• _Dataset records_
-- Start --

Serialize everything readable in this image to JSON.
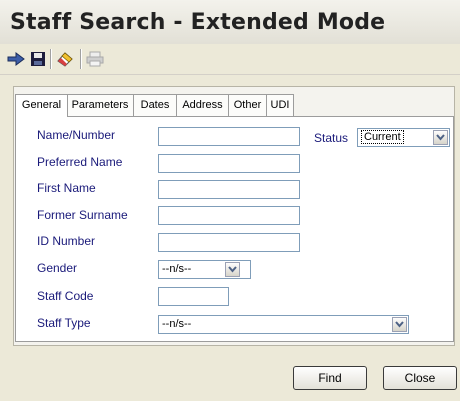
{
  "window": {
    "title": "Staff Search - Extended Mode"
  },
  "toolbar": {
    "items": [
      {
        "icon": "pointer-hand-icon"
      },
      {
        "icon": "save-disk-icon"
      },
      {
        "icon": "eraser-icon"
      },
      {
        "icon": "printer-icon",
        "disabled": true
      }
    ]
  },
  "tabs": [
    "General",
    "Parameters",
    "Dates",
    "Address",
    "Other",
    "UDI"
  ],
  "active_tab": "General",
  "form": {
    "name_number": {
      "label": "Name/Number",
      "value": ""
    },
    "status": {
      "label": "Status",
      "value": "Current"
    },
    "preferred_name": {
      "label": "Preferred Name",
      "value": ""
    },
    "first_name": {
      "label": "First Name",
      "value": ""
    },
    "former_surname": {
      "label": "Former Surname",
      "value": ""
    },
    "id_number": {
      "label": "ID Number",
      "value": ""
    },
    "gender": {
      "label": "Gender",
      "value": "--n/s--"
    },
    "staff_code": {
      "label": "Staff Code",
      "value": ""
    },
    "staff_type": {
      "label": "Staff Type",
      "value": "--n/s--"
    }
  },
  "buttons": {
    "find": "Find",
    "close": "Close"
  },
  "colors": {
    "label_text": "#1a1a7a",
    "field_border": "#7f9db9",
    "window_bg": "#ece9d8"
  }
}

-- End --

• _Problem statement_
Each line of the data is to be duplicated exactly; pictures stay out of the copy.

• _Answer to this task_
Serialize everything readable in this image to JSON.
{
  "window": {
    "title": "Staff Search - Extended Mode"
  },
  "toolbar": {
    "items": [
      {
        "icon": "pointer-hand-icon"
      },
      {
        "icon": "save-disk-icon"
      },
      {
        "icon": "eraser-icon"
      },
      {
        "icon": "printer-icon",
        "disabled": true
      }
    ]
  },
  "tabs": [
    "General",
    "Parameters",
    "Dates",
    "Address",
    "Other",
    "UDI"
  ],
  "active_tab": "General",
  "form": {
    "name_number": {
      "label": "Name/Number",
      "value": ""
    },
    "status": {
      "label": "Status",
      "value": "Current"
    },
    "preferred_name": {
      "label": "Preferred Name",
      "value": ""
    },
    "first_name": {
      "label": "First Name",
      "value": ""
    },
    "former_surname": {
      "label": "Former Surname",
      "value": ""
    },
    "id_number": {
      "label": "ID Number",
      "value": ""
    },
    "gender": {
      "label": "Gender",
      "value": "--n/s--"
    },
    "staff_code": {
      "label": "Staff Code",
      "value": ""
    },
    "staff_type": {
      "label": "Staff Type",
      "value": "--n/s--"
    }
  },
  "buttons": {
    "find": "Find",
    "close": "Close"
  },
  "colors": {
    "label_text": "#1a1a7a",
    "field_border": "#7f9db9",
    "window_bg": "#ece9d8"
  }
}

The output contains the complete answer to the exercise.